Source records:

● ● ●

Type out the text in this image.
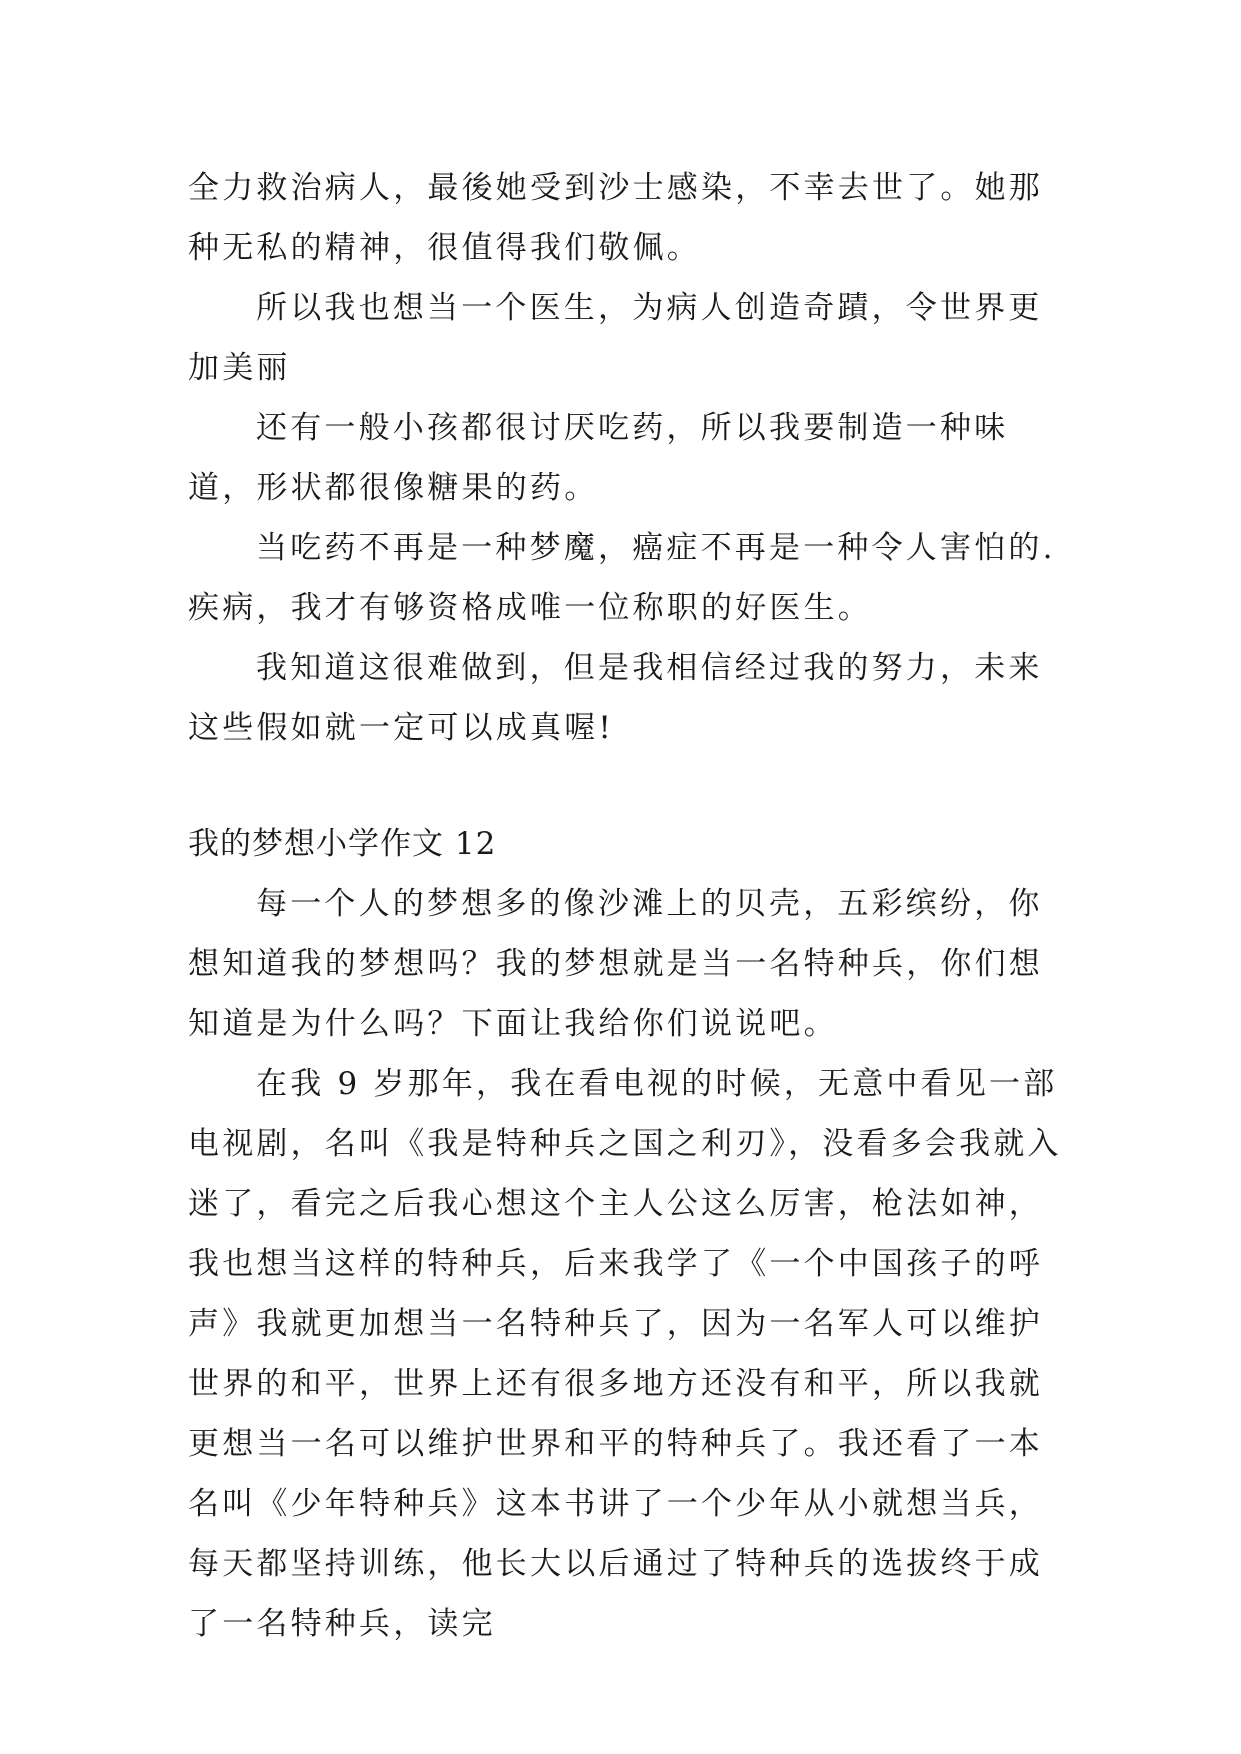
全力救治病人，最後她受到沙士感染，不幸去世了。她那种无私的精神，很值得我们敬佩。

所以我也想当一个医生，为病人创造奇蹟，令世界更加美丽

还有一般小孩都很讨厌吃药，所以我要制造一种味道，形状都很像糖果的药。

当吃药不再是一种梦魔，癌症不再是一种令人害怕的.疾病，我才有够资格成唯一位称职的好医生。

我知道这很难做到，但是我相信经过我的努力，未来这些假如就一定可以成真喔!

我的梦想小学作文 12

每一个人的梦想多的像沙滩上的贝壳，五彩缤纷，你想知道我的梦想吗？我的梦想就是当一名特种兵，你们想知道是为什么吗？下面让我给你们说说吧。

在我 9 岁那年，我在看电视的时候，无意中看见一部电视剧，名叫《我是特种兵之国之利刃》，没看多会我就入迷了，看完之后我心想这个主人公这么厉害，枪法如神，我也想当这样的特种兵，后来我学了《一个中国孩子的呼声》我就更加想当一名特种兵了，因为一名军人可以维护世界的和平，世界上还有很多地方还没有和平，所以我就更想当一名可以维护世界和平的特种兵了。我还看了一本名叫《少年特种兵》这本书讲了一个少年从小就想当兵，每天都坚持训练，他长大以后通过了特种兵的选拔终于成了一名特种兵，读完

● ● ●

Task instructions:
Retype every record above exactly as written, but leave out the pictures.

Solution to this task:
Type out the text in this image.
全力救治病人，最後她受到沙士感染，不幸去世了。她那种无私的精神，很值得我们敬佩。

所以我也想当一个医生，为病人创造奇蹟，令世界更加美丽

还有一般小孩都很讨厌吃药，所以我要制造一种味道，形状都很像糖果的药。

当吃药不再是一种梦魔，癌症不再是一种令人害怕的.疾病，我才有够资格成唯一位称职的好医生。

我知道这很难做到，但是我相信经过我的努力，未来这些假如就一定可以成真喔!

我的梦想小学作文 12

每一个人的梦想多的像沙滩上的贝壳，五彩缤纷，你想知道我的梦想吗？我的梦想就是当一名特种兵，你们想知道是为什么吗？下面让我给你们说说吧。

在我 9 岁那年，我在看电视的时候，无意中看见一部电视剧，名叫《我是特种兵之国之利刃》，没看多会我就入迷了，看完之后我心想这个主人公这么厉害，枪法如神，我也想当这样的特种兵，后来我学了《一个中国孩子的呼声》我就更加想当一名特种兵了，因为一名军人可以维护世界的和平，世界上还有很多地方还没有和平，所以我就更想当一名可以维护世界和平的特种兵了。我还看了一本名叫《少年特种兵》这本书讲了一个少年从小就想当兵，每天都坚持训练，他长大以后通过了特种兵的选拔终于成了一名特种兵，读完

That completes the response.